Information shown:
┄┄┄┄┄┄┄┄┄┄┄┄┄┄┄┄┄┄┄┄

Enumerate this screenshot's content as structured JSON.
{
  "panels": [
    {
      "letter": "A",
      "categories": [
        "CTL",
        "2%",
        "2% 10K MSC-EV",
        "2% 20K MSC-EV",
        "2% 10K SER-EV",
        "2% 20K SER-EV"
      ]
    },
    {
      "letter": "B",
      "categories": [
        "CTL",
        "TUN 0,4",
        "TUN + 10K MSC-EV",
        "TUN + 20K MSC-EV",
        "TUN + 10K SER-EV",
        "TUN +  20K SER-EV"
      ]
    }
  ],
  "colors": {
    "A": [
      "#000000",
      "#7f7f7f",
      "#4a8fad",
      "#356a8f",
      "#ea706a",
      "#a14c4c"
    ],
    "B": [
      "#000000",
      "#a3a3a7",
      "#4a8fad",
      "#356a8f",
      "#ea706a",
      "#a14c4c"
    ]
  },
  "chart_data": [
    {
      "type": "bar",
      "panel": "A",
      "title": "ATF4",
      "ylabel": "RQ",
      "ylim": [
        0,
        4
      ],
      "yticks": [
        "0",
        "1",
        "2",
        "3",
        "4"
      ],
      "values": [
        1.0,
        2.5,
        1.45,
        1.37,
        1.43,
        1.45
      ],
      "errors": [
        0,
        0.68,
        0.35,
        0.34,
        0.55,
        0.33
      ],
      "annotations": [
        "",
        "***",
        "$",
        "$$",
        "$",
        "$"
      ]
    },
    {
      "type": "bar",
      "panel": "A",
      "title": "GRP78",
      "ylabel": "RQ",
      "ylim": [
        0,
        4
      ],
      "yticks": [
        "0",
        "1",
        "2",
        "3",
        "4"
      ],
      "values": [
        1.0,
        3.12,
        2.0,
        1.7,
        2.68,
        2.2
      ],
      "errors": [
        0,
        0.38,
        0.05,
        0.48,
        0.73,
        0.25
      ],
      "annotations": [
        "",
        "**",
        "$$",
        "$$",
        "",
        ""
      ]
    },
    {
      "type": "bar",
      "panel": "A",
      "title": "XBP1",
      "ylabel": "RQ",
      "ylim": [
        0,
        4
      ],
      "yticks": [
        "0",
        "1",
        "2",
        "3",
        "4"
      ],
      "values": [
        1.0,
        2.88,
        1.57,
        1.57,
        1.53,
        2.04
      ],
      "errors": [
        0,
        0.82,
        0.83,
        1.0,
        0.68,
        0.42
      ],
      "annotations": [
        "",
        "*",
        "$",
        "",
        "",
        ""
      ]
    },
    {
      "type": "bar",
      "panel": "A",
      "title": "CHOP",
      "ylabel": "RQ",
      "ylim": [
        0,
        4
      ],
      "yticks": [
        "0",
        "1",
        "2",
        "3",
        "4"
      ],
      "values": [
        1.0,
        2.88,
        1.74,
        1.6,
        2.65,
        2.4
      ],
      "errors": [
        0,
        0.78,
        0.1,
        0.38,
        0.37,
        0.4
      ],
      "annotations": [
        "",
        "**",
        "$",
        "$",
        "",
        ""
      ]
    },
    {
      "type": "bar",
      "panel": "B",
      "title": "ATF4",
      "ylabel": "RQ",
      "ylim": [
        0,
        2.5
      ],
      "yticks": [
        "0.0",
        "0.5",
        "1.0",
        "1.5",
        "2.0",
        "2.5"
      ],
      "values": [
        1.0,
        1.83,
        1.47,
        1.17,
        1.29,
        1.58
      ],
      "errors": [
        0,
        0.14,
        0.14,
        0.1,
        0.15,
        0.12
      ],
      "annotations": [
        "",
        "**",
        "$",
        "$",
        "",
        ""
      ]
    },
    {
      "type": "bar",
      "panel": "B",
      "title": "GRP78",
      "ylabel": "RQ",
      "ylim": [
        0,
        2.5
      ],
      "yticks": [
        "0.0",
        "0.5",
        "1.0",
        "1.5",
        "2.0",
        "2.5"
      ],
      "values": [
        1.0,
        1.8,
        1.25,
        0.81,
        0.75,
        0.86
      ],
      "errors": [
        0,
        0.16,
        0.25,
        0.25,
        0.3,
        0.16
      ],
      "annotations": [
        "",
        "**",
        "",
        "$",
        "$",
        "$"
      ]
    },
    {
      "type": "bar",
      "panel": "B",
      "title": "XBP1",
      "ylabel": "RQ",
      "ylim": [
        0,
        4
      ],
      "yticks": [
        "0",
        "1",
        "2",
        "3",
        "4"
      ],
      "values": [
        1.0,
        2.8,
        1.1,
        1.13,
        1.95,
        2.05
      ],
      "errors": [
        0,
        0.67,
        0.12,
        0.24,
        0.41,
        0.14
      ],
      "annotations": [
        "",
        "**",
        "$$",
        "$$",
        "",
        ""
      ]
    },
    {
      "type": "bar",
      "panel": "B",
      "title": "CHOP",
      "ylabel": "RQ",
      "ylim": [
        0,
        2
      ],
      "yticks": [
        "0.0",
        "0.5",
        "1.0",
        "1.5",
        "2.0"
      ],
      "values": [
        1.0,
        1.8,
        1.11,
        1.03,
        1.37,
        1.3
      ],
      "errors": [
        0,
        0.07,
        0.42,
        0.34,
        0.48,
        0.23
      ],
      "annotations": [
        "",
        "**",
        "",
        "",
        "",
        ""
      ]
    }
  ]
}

┄┄┄┄┄┄┄┄┄┄┄┄┄┄┄┄┄┄┄┄

Goal of the exercise:
Repeat all of the entries exactly.

Task response:
Enumerate this screenshot's content as structured JSON.
{
  "panels": [
    {
      "letter": "A",
      "categories": [
        "CTL",
        "2%",
        "2% 10K MSC-EV",
        "2% 20K MSC-EV",
        "2% 10K SER-EV",
        "2% 20K SER-EV"
      ]
    },
    {
      "letter": "B",
      "categories": [
        "CTL",
        "TUN 0,4",
        "TUN + 10K MSC-EV",
        "TUN + 20K MSC-EV",
        "TUN + 10K SER-EV",
        "TUN +  20K SER-EV"
      ]
    }
  ],
  "colors": {
    "A": [
      "#000000",
      "#7f7f7f",
      "#4a8fad",
      "#356a8f",
      "#ea706a",
      "#a14c4c"
    ],
    "B": [
      "#000000",
      "#a3a3a7",
      "#4a8fad",
      "#356a8f",
      "#ea706a",
      "#a14c4c"
    ]
  },
  "chart_data": [
    {
      "type": "bar",
      "panel": "A",
      "title": "ATF4",
      "ylabel": "RQ",
      "ylim": [
        0,
        4
      ],
      "yticks": [
        "0",
        "1",
        "2",
        "3",
        "4"
      ],
      "values": [
        1.0,
        2.5,
        1.45,
        1.37,
        1.43,
        1.45
      ],
      "errors": [
        0,
        0.68,
        0.35,
        0.34,
        0.55,
        0.33
      ],
      "annotations": [
        "",
        "***",
        "$",
        "$$",
        "$",
        "$"
      ]
    },
    {
      "type": "bar",
      "panel": "A",
      "title": "GRP78",
      "ylabel": "RQ",
      "ylim": [
        0,
        4
      ],
      "yticks": [
        "0",
        "1",
        "2",
        "3",
        "4"
      ],
      "values": [
        1.0,
        3.12,
        2.0,
        1.7,
        2.68,
        2.2
      ],
      "errors": [
        0,
        0.38,
        0.05,
        0.48,
        0.73,
        0.25
      ],
      "annotations": [
        "",
        "**",
        "$$",
        "$$",
        "",
        ""
      ]
    },
    {
      "type": "bar",
      "panel": "A",
      "title": "XBP1",
      "ylabel": "RQ",
      "ylim": [
        0,
        4
      ],
      "yticks": [
        "0",
        "1",
        "2",
        "3",
        "4"
      ],
      "values": [
        1.0,
        2.88,
        1.57,
        1.57,
        1.53,
        2.04
      ],
      "errors": [
        0,
        0.82,
        0.83,
        1.0,
        0.68,
        0.42
      ],
      "annotations": [
        "",
        "*",
        "$",
        "",
        "",
        ""
      ]
    },
    {
      "type": "bar",
      "panel": "A",
      "title": "CHOP",
      "ylabel": "RQ",
      "ylim": [
        0,
        4
      ],
      "yticks": [
        "0",
        "1",
        "2",
        "3",
        "4"
      ],
      "values": [
        1.0,
        2.88,
        1.74,
        1.6,
        2.65,
        2.4
      ],
      "errors": [
        0,
        0.78,
        0.1,
        0.38,
        0.37,
        0.4
      ],
      "annotations": [
        "",
        "**",
        "$",
        "$",
        "",
        ""
      ]
    },
    {
      "type": "bar",
      "panel": "B",
      "title": "ATF4",
      "ylabel": "RQ",
      "ylim": [
        0,
        2.5
      ],
      "yticks": [
        "0.0",
        "0.5",
        "1.0",
        "1.5",
        "2.0",
        "2.5"
      ],
      "values": [
        1.0,
        1.83,
        1.47,
        1.17,
        1.29,
        1.58
      ],
      "errors": [
        0,
        0.14,
        0.14,
        0.1,
        0.15,
        0.12
      ],
      "annotations": [
        "",
        "**",
        "$",
        "$",
        "",
        ""
      ]
    },
    {
      "type": "bar",
      "panel": "B",
      "title": "GRP78",
      "ylabel": "RQ",
      "ylim": [
        0,
        2.5
      ],
      "yticks": [
        "0.0",
        "0.5",
        "1.0",
        "1.5",
        "2.0",
        "2.5"
      ],
      "values": [
        1.0,
        1.8,
        1.25,
        0.81,
        0.75,
        0.86
      ],
      "errors": [
        0,
        0.16,
        0.25,
        0.25,
        0.3,
        0.16
      ],
      "annotations": [
        "",
        "**",
        "",
        "$",
        "$",
        "$"
      ]
    },
    {
      "type": "bar",
      "panel": "B",
      "title": "XBP1",
      "ylabel": "RQ",
      "ylim": [
        0,
        4
      ],
      "yticks": [
        "0",
        "1",
        "2",
        "3",
        "4"
      ],
      "values": [
        1.0,
        2.8,
        1.1,
        1.13,
        1.95,
        2.05
      ],
      "errors": [
        0,
        0.67,
        0.12,
        0.24,
        0.41,
        0.14
      ],
      "annotations": [
        "",
        "**",
        "$$",
        "$$",
        "",
        ""
      ]
    },
    {
      "type": "bar",
      "panel": "B",
      "title": "CHOP",
      "ylabel": "RQ",
      "ylim": [
        0,
        2
      ],
      "yticks": [
        "0.0",
        "0.5",
        "1.0",
        "1.5",
        "2.0"
      ],
      "values": [
        1.0,
        1.8,
        1.11,
        1.03,
        1.37,
        1.3
      ],
      "errors": [
        0,
        0.07,
        0.42,
        0.34,
        0.48,
        0.23
      ],
      "annotations": [
        "",
        "**",
        "",
        "",
        "",
        ""
      ]
    }
  ]
}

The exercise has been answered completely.